**Dataset records:**
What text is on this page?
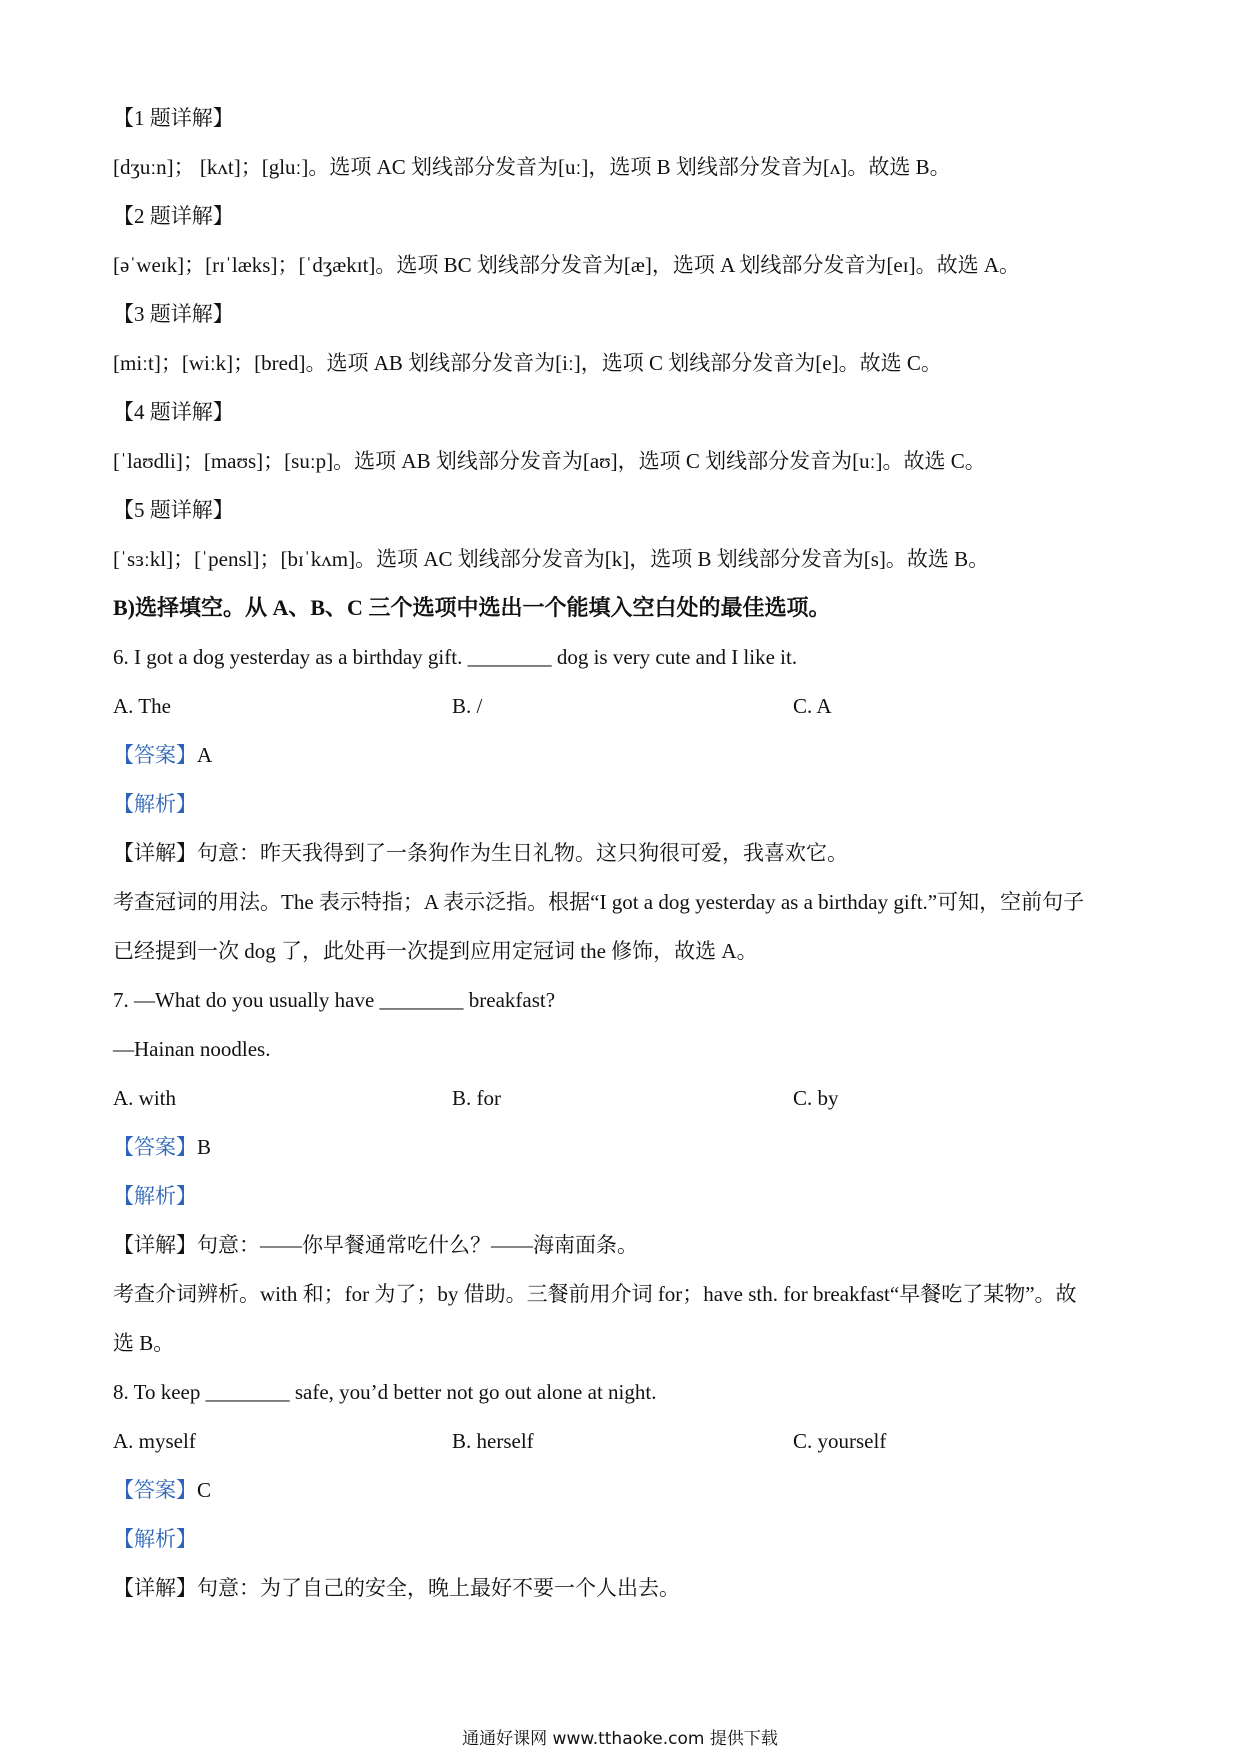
【1 题详解】
[dʒuːn]； [kʌt]；[gluː]。选项 AC 划线部分发音为[uː]，选项 B 划线部分发音为[ʌ]。故选 B。
【2 题详解】
[əˈweɪk]；[rɪˈlæks]；[ˈdʒækɪt]。选项 BC 划线部分发音为[æ]，选项 A 划线部分发音为[eɪ]。故选 A。
【3 题详解】
[miːt]；[wiːk]；[bred]。选项 AB 划线部分发音为[iː]，选项 C 划线部分发音为[e]。故选 C。
【4 题详解】
[ˈlaʊdli]；[maʊs]；[suːp]。选项 AB 划线部分发音为[aʊ]，选项 C 划线部分发音为[uː]。故选 C。
【5 题详解】
[ˈsɜːkl]；[ˈpensl]；[bɪˈkʌm]。选项 AC 划线部分发音为[k]，选项 B 划线部分发音为[s]。故选 B。
B)选择填空。从 A、B、C 三个选项中选出一个能填入空白处的最佳选项。
6. I got a dog yesterday as a birthday gift. ________ dog is very cute and I like it.
A. The	B. /	C. A
【答案】A
【解析】
【详解】句意：昨天我得到了一条狗作为生日礼物。这只狗很可爱，我喜欢它。
考查冠词的用法。The 表示特指；A 表示泛指。根据“I got a dog yesterday as a birthday gift.”可知，空前句子
已经提到一次 dog 了，此处再一次提到应用定冠词 the 修饰，故选 A。
7. —What do you usually have ________ breakfast?
—Hainan noodles.
A. with	B. for	C. by
【答案】B
【解析】
【详解】句意：——你早餐通常吃什么？——海南面条。
考查介词辨析。with 和；for 为了；by 借助。三餐前用介词 for；have sth. for breakfast“早餐吃了某物”。故
选 B。
8. To keep ________ safe, you’d better not go out alone at night.
A. myself	B. herself	C. yourself
【答案】C
【解析】
【详解】句意：为了自己的安全，晚上最好不要一个人出去。
通通好课网 www.tthaoke.com 提供下载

**Goal of the exercise:**
Nothing in the entries above should change when they are printed again, except that the pictures are dropped.

**Final result:**
What text is on this page?
【1 题详解】
[dʒuːn]； [kʌt]；[gluː]。选项 AC 划线部分发音为[uː]，选项 B 划线部分发音为[ʌ]。故选 B。
【2 题详解】
[əˈweɪk]；[rɪˈlæks]；[ˈdʒækɪt]。选项 BC 划线部分发音为[æ]，选项 A 划线部分发音为[eɪ]。故选 A。
【3 题详解】
[miːt]；[wiːk]；[bred]。选项 AB 划线部分发音为[iː]，选项 C 划线部分发音为[e]。故选 C。
【4 题详解】
[ˈlaʊdli]；[maʊs]；[suːp]。选项 AB 划线部分发音为[aʊ]，选项 C 划线部分发音为[uː]。故选 C。
【5 题详解】
[ˈsɜːkl]；[ˈpensl]；[bɪˈkʌm]。选项 AC 划线部分发音为[k]，选项 B 划线部分发音为[s]。故选 B。
B)选择填空。从 A、B、C 三个选项中选出一个能填入空白处的最佳选项。
6. I got a dog yesterday as a birthday gift. ________ dog is very cute and I like it.
A. The	B. /	C. A
【答案】A
【解析】
【详解】句意：昨天我得到了一条狗作为生日礼物。这只狗很可爱，我喜欢它。
考查冠词的用法。The 表示特指；A 表示泛指。根据“I got a dog yesterday as a birthday gift.”可知，空前句子
已经提到一次 dog 了，此处再一次提到应用定冠词 the 修饰，故选 A。
7. —What do you usually have ________ breakfast?
—Hainan noodles.
A. with	B. for	C. by
【答案】B
【解析】
【详解】句意：——你早餐通常吃什么？——海南面条。
考查介词辨析。with 和；for 为了；by 借助。三餐前用介词 for；have sth. for breakfast“早餐吃了某物”。故
选 B。
8. To keep ________ safe, you’d better not go out alone at night.
A. myself	B. herself	C. yourself
【答案】C
【解析】
【详解】句意：为了自己的安全，晚上最好不要一个人出去。
通通好课网 www.tthaoke.com 提供下载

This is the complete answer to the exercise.